> **Exercise**
Transcribe the entries below exactly.

Data excerpts:
============

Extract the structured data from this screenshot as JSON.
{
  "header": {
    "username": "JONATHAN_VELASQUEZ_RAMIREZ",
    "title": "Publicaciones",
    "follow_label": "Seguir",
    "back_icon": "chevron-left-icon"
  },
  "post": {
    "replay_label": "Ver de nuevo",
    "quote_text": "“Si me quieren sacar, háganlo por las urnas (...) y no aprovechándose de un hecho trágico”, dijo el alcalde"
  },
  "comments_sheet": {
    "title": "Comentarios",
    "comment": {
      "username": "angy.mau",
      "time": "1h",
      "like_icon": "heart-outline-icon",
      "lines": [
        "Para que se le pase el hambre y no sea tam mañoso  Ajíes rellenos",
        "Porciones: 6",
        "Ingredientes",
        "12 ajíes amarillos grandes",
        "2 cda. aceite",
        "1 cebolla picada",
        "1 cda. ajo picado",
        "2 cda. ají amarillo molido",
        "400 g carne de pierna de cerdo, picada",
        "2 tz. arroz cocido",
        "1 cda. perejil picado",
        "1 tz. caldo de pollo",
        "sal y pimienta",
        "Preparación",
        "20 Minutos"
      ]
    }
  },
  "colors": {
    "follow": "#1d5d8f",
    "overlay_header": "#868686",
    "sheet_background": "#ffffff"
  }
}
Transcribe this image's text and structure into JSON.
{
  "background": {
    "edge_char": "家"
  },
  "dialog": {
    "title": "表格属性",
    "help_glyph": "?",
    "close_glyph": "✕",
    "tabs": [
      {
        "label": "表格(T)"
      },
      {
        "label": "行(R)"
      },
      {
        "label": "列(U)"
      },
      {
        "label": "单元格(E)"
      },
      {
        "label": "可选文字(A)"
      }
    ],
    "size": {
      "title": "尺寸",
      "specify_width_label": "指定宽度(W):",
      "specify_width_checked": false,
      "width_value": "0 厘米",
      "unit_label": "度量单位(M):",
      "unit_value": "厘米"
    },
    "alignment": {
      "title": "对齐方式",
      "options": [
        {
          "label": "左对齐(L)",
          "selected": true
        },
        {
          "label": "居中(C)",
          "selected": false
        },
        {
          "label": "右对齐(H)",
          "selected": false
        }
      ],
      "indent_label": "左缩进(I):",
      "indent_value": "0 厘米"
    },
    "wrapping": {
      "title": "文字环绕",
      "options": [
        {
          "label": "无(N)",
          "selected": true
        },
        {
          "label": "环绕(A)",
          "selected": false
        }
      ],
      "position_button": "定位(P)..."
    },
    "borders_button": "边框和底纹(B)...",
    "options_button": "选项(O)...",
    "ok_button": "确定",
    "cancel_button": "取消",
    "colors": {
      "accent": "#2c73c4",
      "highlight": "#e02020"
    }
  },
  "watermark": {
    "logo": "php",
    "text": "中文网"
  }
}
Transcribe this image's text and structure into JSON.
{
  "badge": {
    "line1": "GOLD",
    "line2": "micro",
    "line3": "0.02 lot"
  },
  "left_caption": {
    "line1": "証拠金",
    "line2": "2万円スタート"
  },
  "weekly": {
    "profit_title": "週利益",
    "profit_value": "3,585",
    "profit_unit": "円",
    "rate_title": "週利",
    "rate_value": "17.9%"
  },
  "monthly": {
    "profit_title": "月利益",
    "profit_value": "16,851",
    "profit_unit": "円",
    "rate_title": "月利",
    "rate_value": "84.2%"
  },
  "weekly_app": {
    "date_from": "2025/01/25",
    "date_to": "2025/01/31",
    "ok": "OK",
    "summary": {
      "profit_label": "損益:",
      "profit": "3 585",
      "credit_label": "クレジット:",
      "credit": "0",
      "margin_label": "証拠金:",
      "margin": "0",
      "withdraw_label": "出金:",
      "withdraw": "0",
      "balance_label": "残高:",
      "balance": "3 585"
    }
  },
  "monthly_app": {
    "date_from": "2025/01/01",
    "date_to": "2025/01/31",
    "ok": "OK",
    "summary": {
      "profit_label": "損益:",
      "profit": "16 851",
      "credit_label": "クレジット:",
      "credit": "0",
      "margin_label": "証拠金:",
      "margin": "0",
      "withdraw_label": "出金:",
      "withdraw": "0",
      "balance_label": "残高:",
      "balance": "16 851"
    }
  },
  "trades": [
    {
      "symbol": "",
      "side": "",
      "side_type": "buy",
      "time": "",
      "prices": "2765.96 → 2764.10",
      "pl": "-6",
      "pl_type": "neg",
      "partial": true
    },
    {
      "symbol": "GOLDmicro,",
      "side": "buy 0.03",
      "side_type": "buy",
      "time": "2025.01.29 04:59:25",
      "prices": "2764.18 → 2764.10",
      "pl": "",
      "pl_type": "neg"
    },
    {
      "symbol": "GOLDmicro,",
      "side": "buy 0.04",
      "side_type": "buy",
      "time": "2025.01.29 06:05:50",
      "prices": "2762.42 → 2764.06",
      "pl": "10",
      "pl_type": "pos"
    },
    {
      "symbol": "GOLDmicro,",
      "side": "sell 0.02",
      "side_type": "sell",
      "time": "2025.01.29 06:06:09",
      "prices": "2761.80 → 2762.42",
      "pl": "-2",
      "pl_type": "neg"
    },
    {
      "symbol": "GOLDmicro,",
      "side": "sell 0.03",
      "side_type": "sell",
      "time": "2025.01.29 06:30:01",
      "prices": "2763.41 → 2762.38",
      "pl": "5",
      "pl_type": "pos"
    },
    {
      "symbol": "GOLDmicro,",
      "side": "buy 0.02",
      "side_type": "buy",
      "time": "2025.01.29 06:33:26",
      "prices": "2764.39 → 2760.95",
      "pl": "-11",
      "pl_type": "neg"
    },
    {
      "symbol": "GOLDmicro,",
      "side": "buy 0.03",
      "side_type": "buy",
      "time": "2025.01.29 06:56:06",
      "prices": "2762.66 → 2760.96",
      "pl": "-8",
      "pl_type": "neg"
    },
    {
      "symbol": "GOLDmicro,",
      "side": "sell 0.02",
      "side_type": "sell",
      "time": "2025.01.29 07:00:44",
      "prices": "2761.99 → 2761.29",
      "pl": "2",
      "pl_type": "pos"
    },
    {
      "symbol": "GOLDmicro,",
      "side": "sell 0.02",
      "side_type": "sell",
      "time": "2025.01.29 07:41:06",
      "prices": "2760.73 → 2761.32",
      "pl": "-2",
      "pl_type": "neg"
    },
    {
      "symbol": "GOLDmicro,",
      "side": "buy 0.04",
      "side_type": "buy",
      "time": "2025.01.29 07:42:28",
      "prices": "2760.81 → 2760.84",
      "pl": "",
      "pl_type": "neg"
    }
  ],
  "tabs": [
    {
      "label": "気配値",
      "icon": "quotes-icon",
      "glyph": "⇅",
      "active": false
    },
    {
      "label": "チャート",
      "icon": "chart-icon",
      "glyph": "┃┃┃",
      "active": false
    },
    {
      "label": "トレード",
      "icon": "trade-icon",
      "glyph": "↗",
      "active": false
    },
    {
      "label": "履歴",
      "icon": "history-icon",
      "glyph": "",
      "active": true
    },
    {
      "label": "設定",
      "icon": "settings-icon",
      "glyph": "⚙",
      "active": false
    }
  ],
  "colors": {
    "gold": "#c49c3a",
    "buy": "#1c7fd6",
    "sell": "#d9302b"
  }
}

============

> **Response to the task**
Extract the structured data from this screenshot as JSON.
{
  "header": {
    "username": "JONATHAN_VELASQUEZ_RAMIREZ",
    "title": "Publicaciones",
    "follow_label": "Seguir",
    "back_icon": "chevron-left-icon"
  },
  "post": {
    "replay_label": "Ver de nuevo",
    "quote_text": "“Si me quieren sacar, háganlo por las urnas (...) y no aprovechándose de un hecho trágico”, dijo el alcalde"
  },
  "comments_sheet": {
    "title": "Comentarios",
    "comment": {
      "username": "angy.mau",
      "time": "1h",
      "like_icon": "heart-outline-icon",
      "lines": [
        "Para que se le pase el hambre y no sea tam mañoso  Ajíes rellenos",
        "Porciones: 6",
        "Ingredientes",
        "12 ajíes amarillos grandes",
        "2 cda. aceite",
        "1 cebolla picada",
        "1 cda. ajo picado",
        "2 cda. ají amarillo molido",
        "400 g carne de pierna de cerdo, picada",
        "2 tz. arroz cocido",
        "1 cda. perejil picado",
        "1 tz. caldo de pollo",
        "sal y pimienta",
        "Preparación",
        "20 Minutos"
      ]
    }
  },
  "colors": {
    "follow": "#1d5d8f",
    "overlay_header": "#868686",
    "sheet_background": "#ffffff"
  }
}
Transcribe this image's text and structure into JSON.
{
  "background": {
    "edge_char": "家"
  },
  "dialog": {
    "title": "表格属性",
    "help_glyph": "?",
    "close_glyph": "✕",
    "tabs": [
      {
        "label": "表格(T)"
      },
      {
        "label": "行(R)"
      },
      {
        "label": "列(U)"
      },
      {
        "label": "单元格(E)"
      },
      {
        "label": "可选文字(A)"
      }
    ],
    "size": {
      "title": "尺寸",
      "specify_width_label": "指定宽度(W):",
      "specify_width_checked": false,
      "width_value": "0 厘米",
      "unit_label": "度量单位(M):",
      "unit_value": "厘米"
    },
    "alignment": {
      "title": "对齐方式",
      "options": [
        {
          "label": "左对齐(L)",
          "selected": true
        },
        {
          "label": "居中(C)",
          "selected": false
        },
        {
          "label": "右对齐(H)",
          "selected": false
        }
      ],
      "indent_label": "左缩进(I):",
      "indent_value": "0 厘米"
    },
    "wrapping": {
      "title": "文字环绕",
      "options": [
        {
          "label": "无(N)",
          "selected": true
        },
        {
          "label": "环绕(A)",
          "selected": false
        }
      ],
      "position_button": "定位(P)..."
    },
    "borders_button": "边框和底纹(B)...",
    "options_button": "选项(O)...",
    "ok_button": "确定",
    "cancel_button": "取消",
    "colors": {
      "accent": "#2c73c4",
      "highlight": "#e02020"
    }
  },
  "watermark": {
    "logo": "php",
    "text": "中文网"
  }
}
Transcribe this image's text and structure into JSON.
{
  "badge": {
    "line1": "GOLD",
    "line2": "micro",
    "line3": "0.02 lot"
  },
  "left_caption": {
    "line1": "証拠金",
    "line2": "2万円スタート"
  },
  "weekly": {
    "profit_title": "週利益",
    "profit_value": "3,585",
    "profit_unit": "円",
    "rate_title": "週利",
    "rate_value": "17.9%"
  },
  "monthly": {
    "profit_title": "月利益",
    "profit_value": "16,851",
    "profit_unit": "円",
    "rate_title": "月利",
    "rate_value": "84.2%"
  },
  "weekly_app": {
    "date_from": "2025/01/25",
    "date_to": "2025/01/31",
    "ok": "OK",
    "summary": {
      "profit_label": "損益:",
      "profit": "3 585",
      "credit_label": "クレジット:",
      "credit": "0",
      "margin_label": "証拠金:",
      "margin": "0",
      "withdraw_label": "出金:",
      "withdraw": "0",
      "balance_label": "残高:",
      "balance": "3 585"
    }
  },
  "monthly_app": {
    "date_from": "2025/01/01",
    "date_to": "2025/01/31",
    "ok": "OK",
    "summary": {
      "profit_label": "損益:",
      "profit": "16 851",
      "credit_label": "クレジット:",
      "credit": "0",
      "margin_label": "証拠金:",
      "margin": "0",
      "withdraw_label": "出金:",
      "withdraw": "0",
      "balance_label": "残高:",
      "balance": "16 851"
    }
  },
  "trades": [
    {
      "symbol": "",
      "side": "",
      "side_type": "buy",
      "time": "",
      "prices": "2765.96 → 2764.10",
      "pl": "-6",
      "pl_type": "neg",
      "partial": true
    },
    {
      "symbol": "GOLDmicro,",
      "side": "buy 0.03",
      "side_type": "buy",
      "time": "2025.01.29 04:59:25",
      "prices": "2764.18 → 2764.10",
      "pl": "",
      "pl_type": "neg"
    },
    {
      "symbol": "GOLDmicro,",
      "side": "buy 0.04",
      "side_type": "buy",
      "time": "2025.01.29 06:05:50",
      "prices": "2762.42 → 2764.06",
      "pl": "10",
      "pl_type": "pos"
    },
    {
      "symbol": "GOLDmicro,",
      "side": "sell 0.02",
      "side_type": "sell",
      "time": "2025.01.29 06:06:09",
      "prices": "2761.80 → 2762.42",
      "pl": "-2",
      "pl_type": "neg"
    },
    {
      "symbol": "GOLDmicro,",
      "side": "sell 0.03",
      "side_type": "sell",
      "time": "2025.01.29 06:30:01",
      "prices": "2763.41 → 2762.38",
      "pl": "5",
      "pl_type": "pos"
    },
    {
      "symbol": "GOLDmicro,",
      "side": "buy 0.02",
      "side_type": "buy",
      "time": "2025.01.29 06:33:26",
      "prices": "2764.39 → 2760.95",
      "pl": "-11",
      "pl_type": "neg"
    },
    {
      "symbol": "GOLDmicro,",
      "side": "buy 0.03",
      "side_type": "buy",
      "time": "2025.01.29 06:56:06",
      "prices": "2762.66 → 2760.96",
      "pl": "-8",
      "pl_type": "neg"
    },
    {
      "symbol": "GOLDmicro,",
      "side": "sell 0.02",
      "side_type": "sell",
      "time": "2025.01.29 07:00:44",
      "prices": "2761.99 → 2761.29",
      "pl": "2",
      "pl_type": "pos"
    },
    {
      "symbol": "GOLDmicro,",
      "side": "sell 0.02",
      "side_type": "sell",
      "time": "2025.01.29 07:41:06",
      "prices": "2760.73 → 2761.32",
      "pl": "-2",
      "pl_type": "neg"
    },
    {
      "symbol": "GOLDmicro,",
      "side": "buy 0.04",
      "side_type": "buy",
      "time": "2025.01.29 07:42:28",
      "prices": "2760.81 → 2760.84",
      "pl": "",
      "pl_type": "neg"
    }
  ],
  "tabs": [
    {
      "label": "気配値",
      "icon": "quotes-icon",
      "glyph": "⇅",
      "active": false
    },
    {
      "label": "チャート",
      "icon": "chart-icon",
      "glyph": "┃┃┃",
      "active": false
    },
    {
      "label": "トレード",
      "icon": "trade-icon",
      "glyph": "↗",
      "active": false
    },
    {
      "label": "履歴",
      "icon": "history-icon",
      "glyph": "",
      "active": true
    },
    {
      "label": "設定",
      "icon": "settings-icon",
      "glyph": "⚙",
      "active": false
    }
  ],
  "colors": {
    "gold": "#c49c3a",
    "buy": "#1c7fd6",
    "sell": "#d9302b"
  }
}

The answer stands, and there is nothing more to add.